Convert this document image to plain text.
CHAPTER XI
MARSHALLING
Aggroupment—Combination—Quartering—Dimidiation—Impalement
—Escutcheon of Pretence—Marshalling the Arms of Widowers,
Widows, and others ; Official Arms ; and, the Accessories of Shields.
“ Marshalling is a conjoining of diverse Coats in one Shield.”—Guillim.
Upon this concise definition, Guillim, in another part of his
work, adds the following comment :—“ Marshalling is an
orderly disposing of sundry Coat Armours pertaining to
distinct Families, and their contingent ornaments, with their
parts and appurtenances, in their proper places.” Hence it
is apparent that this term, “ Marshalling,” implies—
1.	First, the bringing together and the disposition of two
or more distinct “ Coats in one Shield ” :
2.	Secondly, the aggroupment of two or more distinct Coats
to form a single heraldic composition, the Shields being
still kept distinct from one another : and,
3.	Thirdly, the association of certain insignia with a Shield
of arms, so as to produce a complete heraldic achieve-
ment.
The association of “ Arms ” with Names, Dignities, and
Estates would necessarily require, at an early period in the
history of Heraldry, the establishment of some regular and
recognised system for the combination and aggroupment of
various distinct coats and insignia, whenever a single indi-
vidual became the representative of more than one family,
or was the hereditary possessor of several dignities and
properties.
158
*****
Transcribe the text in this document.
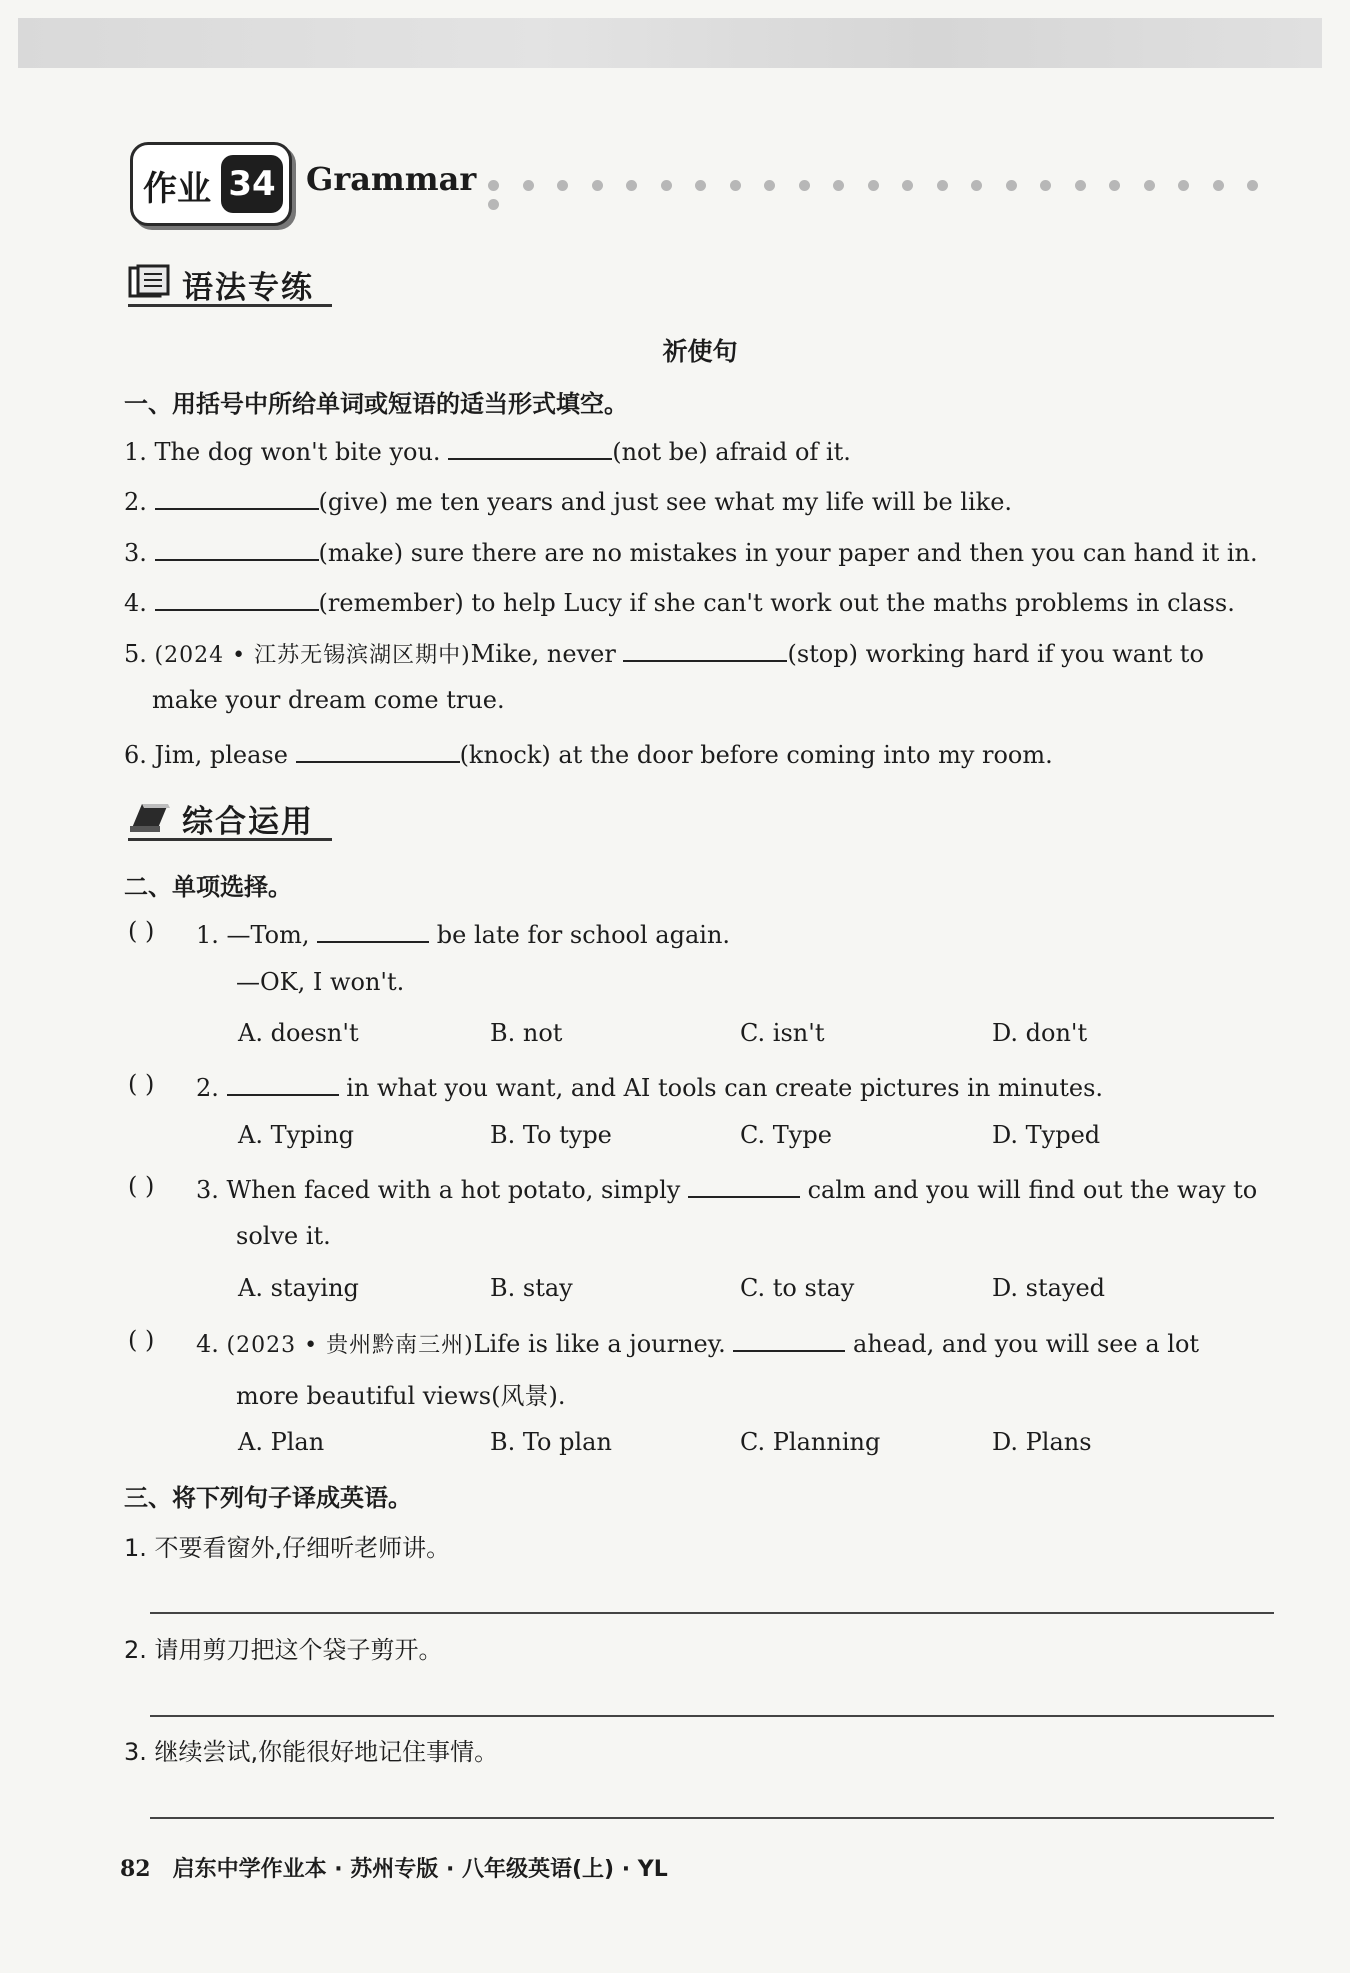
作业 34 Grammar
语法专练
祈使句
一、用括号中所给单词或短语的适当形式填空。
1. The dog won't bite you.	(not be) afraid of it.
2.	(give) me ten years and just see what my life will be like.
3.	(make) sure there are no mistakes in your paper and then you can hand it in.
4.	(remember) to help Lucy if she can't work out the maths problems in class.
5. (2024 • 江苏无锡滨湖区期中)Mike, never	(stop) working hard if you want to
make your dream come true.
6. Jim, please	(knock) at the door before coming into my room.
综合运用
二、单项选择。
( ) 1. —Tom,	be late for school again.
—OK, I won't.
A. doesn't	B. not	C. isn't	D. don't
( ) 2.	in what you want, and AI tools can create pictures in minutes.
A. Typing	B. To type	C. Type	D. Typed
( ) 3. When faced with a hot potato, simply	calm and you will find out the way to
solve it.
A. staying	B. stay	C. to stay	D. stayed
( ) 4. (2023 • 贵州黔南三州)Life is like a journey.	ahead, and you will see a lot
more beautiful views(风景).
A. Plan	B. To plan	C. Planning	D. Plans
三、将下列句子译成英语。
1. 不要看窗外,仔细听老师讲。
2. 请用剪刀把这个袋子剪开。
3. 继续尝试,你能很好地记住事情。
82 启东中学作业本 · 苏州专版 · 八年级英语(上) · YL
*****
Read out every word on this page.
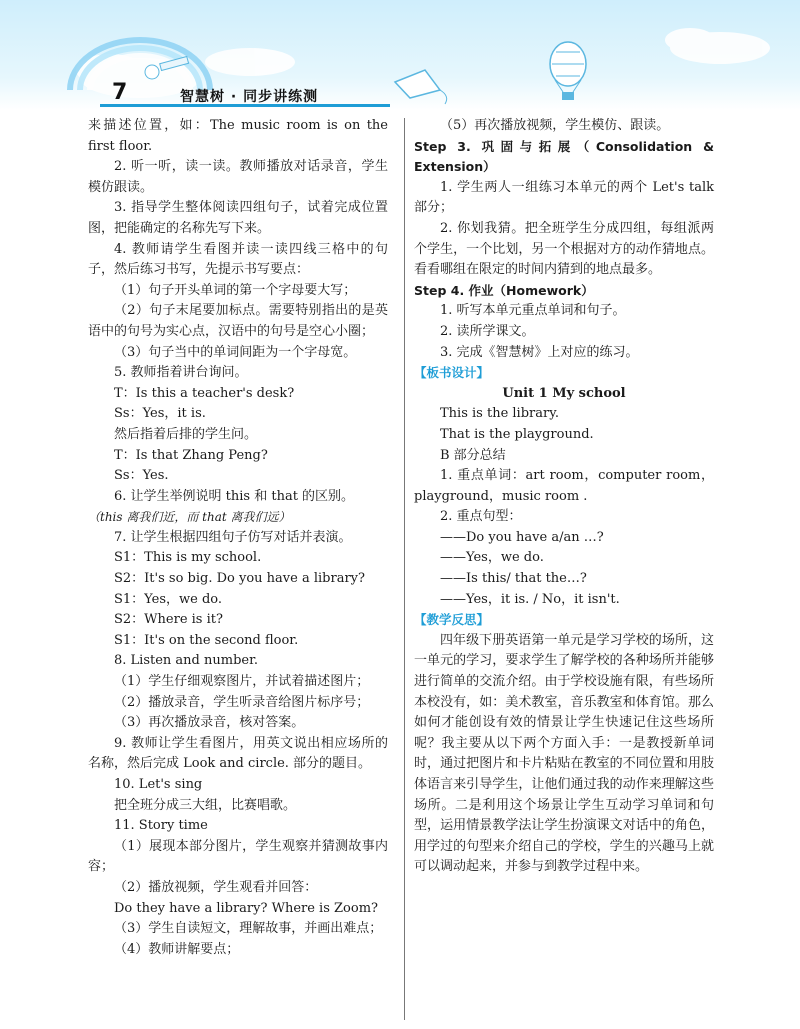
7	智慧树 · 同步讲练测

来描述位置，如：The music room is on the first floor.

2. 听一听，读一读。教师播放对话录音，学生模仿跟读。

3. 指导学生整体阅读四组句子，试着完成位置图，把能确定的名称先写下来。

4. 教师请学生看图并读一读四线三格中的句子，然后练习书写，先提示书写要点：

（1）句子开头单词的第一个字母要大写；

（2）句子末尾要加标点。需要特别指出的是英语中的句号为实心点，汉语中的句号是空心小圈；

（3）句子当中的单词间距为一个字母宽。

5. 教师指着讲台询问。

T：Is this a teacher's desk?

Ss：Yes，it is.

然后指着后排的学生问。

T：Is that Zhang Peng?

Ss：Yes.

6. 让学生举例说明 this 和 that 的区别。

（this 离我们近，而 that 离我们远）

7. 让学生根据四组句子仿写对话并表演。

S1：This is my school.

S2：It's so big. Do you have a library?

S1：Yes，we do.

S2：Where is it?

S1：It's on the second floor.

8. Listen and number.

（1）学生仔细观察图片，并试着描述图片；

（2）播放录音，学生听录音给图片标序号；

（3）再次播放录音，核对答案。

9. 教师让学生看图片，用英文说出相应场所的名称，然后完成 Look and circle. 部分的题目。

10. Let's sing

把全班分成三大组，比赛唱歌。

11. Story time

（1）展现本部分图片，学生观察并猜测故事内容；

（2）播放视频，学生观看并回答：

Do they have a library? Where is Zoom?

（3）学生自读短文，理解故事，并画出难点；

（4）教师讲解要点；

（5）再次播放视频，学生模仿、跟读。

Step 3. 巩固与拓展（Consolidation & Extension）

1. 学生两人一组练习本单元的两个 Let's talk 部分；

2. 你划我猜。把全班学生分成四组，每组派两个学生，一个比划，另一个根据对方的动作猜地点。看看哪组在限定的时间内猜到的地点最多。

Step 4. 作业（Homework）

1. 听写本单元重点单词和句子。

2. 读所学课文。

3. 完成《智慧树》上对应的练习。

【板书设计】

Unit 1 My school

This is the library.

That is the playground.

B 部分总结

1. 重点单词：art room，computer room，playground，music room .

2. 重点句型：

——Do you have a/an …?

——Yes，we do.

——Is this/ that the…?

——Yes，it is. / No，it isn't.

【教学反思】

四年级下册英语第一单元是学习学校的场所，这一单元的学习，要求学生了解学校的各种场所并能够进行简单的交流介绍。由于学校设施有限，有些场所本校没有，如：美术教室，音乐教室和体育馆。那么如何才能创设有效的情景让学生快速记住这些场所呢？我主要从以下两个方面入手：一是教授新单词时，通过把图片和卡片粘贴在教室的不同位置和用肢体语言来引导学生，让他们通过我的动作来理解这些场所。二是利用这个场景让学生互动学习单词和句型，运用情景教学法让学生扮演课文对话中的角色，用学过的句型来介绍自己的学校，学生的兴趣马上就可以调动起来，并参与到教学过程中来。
*****
Copy every line in the entries above that has the string "want" in it.

5. (2024 • 江苏无锡滨湖区期中)Mike, never	(stop) working hard if you want to
( ) 2.	in what you want, and AI tools can create pictures in minutes.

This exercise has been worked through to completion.